Task requirements
Pictures in the data below are not part of the copy; transcribe everything else exactly.

Records for processing
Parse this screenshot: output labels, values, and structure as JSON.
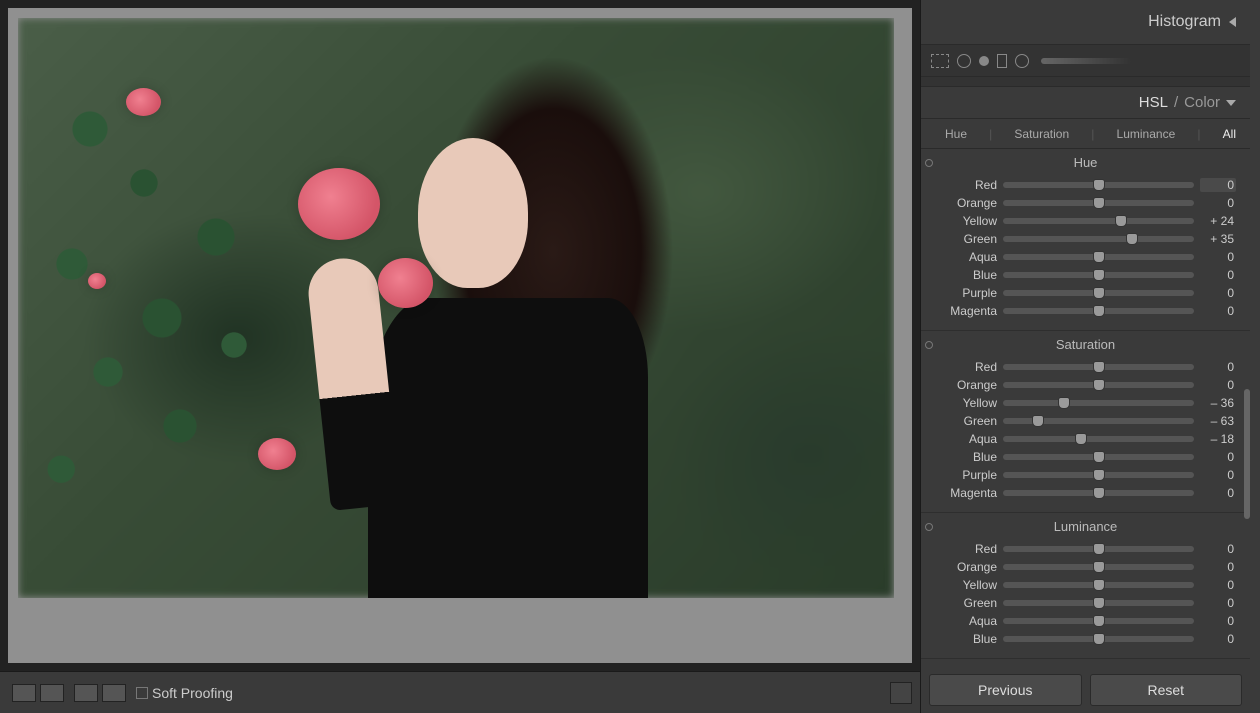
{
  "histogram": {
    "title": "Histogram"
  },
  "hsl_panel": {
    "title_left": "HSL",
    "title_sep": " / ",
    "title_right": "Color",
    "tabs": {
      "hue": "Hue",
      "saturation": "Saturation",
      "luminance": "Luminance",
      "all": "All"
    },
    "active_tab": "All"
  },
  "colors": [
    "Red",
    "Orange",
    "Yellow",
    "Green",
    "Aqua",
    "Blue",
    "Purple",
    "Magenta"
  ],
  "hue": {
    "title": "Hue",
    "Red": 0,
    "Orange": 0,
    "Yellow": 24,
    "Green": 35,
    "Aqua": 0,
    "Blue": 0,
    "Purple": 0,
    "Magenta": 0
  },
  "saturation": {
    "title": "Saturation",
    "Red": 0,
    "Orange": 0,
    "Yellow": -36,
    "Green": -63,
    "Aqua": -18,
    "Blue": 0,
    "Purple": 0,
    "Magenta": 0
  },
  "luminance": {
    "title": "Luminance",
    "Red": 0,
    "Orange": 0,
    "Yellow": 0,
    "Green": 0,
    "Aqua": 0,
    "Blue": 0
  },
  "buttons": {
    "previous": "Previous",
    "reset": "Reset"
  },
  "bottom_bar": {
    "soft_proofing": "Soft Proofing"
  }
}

Solution to this exercise
Parse this screenshot: output labels, values, and structure as JSON.
{
  "histogram": {
    "title": "Histogram"
  },
  "hsl_panel": {
    "title_left": "HSL",
    "title_sep": " / ",
    "title_right": "Color",
    "tabs": {
      "hue": "Hue",
      "saturation": "Saturation",
      "luminance": "Luminance",
      "all": "All"
    },
    "active_tab": "All"
  },
  "colors": [
    "Red",
    "Orange",
    "Yellow",
    "Green",
    "Aqua",
    "Blue",
    "Purple",
    "Magenta"
  ],
  "hue": {
    "title": "Hue",
    "Red": 0,
    "Orange": 0,
    "Yellow": 24,
    "Green": 35,
    "Aqua": 0,
    "Blue": 0,
    "Purple": 0,
    "Magenta": 0
  },
  "saturation": {
    "title": "Saturation",
    "Red": 0,
    "Orange": 0,
    "Yellow": -36,
    "Green": -63,
    "Aqua": -18,
    "Blue": 0,
    "Purple": 0,
    "Magenta": 0
  },
  "luminance": {
    "title": "Luminance",
    "Red": 0,
    "Orange": 0,
    "Yellow": 0,
    "Green": 0,
    "Aqua": 0,
    "Blue": 0
  },
  "buttons": {
    "previous": "Previous",
    "reset": "Reset"
  },
  "bottom_bar": {
    "soft_proofing": "Soft Proofing"
  }
}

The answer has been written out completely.